Not a powerpoint presentation in sight

Last Friday saw me at London Wildlife Trust’s newest reserve at Woodberry Wetlands, off the Seven Sisters Road in North London, giving a workshop grandly entitled: Identifying butterflies, moths and invertebrates. So just all insects then.

Like other conservation organizations, London Wildlife Trust can get great exposure, and some extra funding, by offering events like this to a fee-paying public. But just how to pitch the vast and complex world of entomology to 10 strangers with little or no expert knowledge of the natural world? My dilemma was compounded by the fact that I’d be getting there by public transport, travelling through central London in the rush hour, and trekking from Manor House Tube on foot.

Actually, that more or less sorted it — travel light. So in the spirit of less is more I was able to follow my usual path of avoiding powerpoint presentations and concentrated on waving my arms about, then waving a net.

There was arm and net waving from the very beginning.

There was arm and net waving from the very beginning.

One of the delights of entomology is that anyone can study insects with a minimum of equipment, and with immediate success. We were armed with rudimentary sweep nets and beating trays and an assortment of plastic tubes and bottles. As usual, it was all very Heath-Robinson.

Just look at the childish glee on that face, and yet I've seen it all before.

Just look at the childish glee on that face, and yet I’m the one who’s seen it all before.

This, then, was my message, delivered with a smirk and an exuberant shirt: the only equipment you need is your eyes. We went off with no expectations and no prior knowledge of the site to see what would turn up, and to try and fit that into how insects are classified, how we might tell them apart, and how even a beginner can contribute through the multifarious tendrils of citizen science.

=-=-=-=-=

## Written task A
Write out the rows as a numbered list with blank lines left out, beginning at the first row and stopping after the row that contains "chart-bar[interactable] — [1479, 455, 1491, 607]".

=-=-=-=-=

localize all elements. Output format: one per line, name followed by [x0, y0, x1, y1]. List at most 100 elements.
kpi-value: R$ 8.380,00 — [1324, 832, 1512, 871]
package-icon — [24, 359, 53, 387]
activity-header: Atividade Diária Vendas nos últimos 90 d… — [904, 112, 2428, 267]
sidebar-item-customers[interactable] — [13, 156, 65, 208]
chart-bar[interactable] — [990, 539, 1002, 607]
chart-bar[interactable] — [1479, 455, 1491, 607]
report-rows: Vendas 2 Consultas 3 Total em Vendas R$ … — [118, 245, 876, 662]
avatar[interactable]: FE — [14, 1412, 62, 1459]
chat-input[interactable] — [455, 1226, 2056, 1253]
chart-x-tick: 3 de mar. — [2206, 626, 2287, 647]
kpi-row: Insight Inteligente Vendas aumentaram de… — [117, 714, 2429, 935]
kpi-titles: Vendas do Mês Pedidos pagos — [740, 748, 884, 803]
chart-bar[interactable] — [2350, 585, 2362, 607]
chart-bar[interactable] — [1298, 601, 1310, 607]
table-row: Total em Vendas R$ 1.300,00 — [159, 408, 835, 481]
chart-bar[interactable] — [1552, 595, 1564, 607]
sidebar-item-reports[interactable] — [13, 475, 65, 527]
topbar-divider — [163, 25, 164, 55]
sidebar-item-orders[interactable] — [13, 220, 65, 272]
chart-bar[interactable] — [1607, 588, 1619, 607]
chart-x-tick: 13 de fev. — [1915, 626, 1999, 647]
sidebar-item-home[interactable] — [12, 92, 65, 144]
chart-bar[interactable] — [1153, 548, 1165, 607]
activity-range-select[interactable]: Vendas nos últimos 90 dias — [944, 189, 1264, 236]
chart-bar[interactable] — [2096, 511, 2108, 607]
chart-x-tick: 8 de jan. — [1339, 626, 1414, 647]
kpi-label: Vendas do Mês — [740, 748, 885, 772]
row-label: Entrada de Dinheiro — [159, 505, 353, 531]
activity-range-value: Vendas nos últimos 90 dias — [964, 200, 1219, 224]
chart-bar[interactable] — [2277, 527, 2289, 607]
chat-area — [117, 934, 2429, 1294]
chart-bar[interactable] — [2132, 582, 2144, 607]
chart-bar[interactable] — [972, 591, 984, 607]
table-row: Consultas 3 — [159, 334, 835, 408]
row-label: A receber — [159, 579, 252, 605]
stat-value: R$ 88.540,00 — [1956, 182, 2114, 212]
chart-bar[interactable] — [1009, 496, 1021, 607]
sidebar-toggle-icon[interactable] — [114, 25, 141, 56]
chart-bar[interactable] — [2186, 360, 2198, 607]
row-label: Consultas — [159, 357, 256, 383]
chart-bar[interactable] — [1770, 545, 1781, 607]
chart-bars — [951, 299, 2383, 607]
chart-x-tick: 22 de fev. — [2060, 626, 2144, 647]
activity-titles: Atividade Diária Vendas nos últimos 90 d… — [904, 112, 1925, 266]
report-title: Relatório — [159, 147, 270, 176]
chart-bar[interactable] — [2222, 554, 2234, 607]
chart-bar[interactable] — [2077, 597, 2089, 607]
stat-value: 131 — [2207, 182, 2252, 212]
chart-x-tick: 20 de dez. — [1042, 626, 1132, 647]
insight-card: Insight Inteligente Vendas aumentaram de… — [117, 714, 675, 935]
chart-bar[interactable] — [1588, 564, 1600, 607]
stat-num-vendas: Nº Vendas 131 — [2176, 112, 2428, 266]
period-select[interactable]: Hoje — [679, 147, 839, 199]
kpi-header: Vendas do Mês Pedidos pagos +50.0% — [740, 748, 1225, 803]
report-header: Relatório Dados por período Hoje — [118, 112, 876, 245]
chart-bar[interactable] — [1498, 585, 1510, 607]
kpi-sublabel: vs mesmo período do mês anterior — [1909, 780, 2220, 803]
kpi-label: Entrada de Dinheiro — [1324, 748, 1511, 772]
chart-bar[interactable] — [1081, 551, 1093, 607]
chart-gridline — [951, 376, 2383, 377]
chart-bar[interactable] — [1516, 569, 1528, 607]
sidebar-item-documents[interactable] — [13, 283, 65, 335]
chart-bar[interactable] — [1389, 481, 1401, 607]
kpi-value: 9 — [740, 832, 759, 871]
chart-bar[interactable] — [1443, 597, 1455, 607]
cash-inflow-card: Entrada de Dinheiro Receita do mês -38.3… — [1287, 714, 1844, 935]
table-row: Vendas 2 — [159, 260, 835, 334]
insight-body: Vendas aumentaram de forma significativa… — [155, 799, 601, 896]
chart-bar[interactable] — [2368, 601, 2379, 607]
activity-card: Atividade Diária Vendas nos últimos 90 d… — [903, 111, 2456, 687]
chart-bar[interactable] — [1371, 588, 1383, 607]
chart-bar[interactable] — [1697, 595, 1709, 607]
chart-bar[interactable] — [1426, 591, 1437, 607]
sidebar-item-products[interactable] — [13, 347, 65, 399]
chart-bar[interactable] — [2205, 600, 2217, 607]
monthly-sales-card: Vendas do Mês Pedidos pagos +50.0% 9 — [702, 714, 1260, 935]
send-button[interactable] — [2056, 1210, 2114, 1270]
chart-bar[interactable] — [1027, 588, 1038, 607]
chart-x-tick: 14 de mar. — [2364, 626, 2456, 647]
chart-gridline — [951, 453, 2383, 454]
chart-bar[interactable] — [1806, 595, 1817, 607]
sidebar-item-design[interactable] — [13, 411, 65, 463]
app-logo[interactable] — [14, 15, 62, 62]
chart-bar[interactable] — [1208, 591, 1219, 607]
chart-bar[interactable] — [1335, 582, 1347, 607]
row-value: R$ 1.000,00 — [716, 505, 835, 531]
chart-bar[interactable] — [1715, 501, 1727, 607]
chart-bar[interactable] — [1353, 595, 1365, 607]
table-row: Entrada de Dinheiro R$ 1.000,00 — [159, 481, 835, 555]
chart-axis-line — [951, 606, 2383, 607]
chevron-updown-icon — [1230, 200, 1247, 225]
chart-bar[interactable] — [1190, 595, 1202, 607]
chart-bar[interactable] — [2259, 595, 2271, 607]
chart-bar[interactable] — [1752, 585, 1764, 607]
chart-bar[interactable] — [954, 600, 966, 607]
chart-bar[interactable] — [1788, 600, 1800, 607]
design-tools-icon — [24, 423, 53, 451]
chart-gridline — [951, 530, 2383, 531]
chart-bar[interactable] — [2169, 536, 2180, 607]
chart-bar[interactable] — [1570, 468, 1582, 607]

=-=-=-=-=

## Written task B
From the insect workshop post, copy the passage word for word, beginning at the words "Last Friday saw" and stopping after "all insects then.".

## Output A
1. localize all elements. Output format: one per line, name followed by [x0, y0, x1, y1]. List at most 100 elements.
2. kpi-value: R$ 8.380,00 — [1324, 832, 1512, 871]
3. package-icon — [24, 359, 53, 387]
4. activity-header: Atividade Diária Vendas nos últimos 90 d… — [904, 112, 2428, 267]
5. sidebar-item-customers[interactable] — [13, 156, 65, 208]
6. chart-bar[interactable] — [990, 539, 1002, 607]
7. chart-bar[interactable] — [1479, 455, 1491, 607]

## Output B
Last Friday saw me at London Wildlife Trust’s newest reserve at Woodberry Wetlands, off the Seven Sisters Road in North London, giving a workshop grandly entitled: Identifying butterflies, moths and invertebrates. So just all insects then.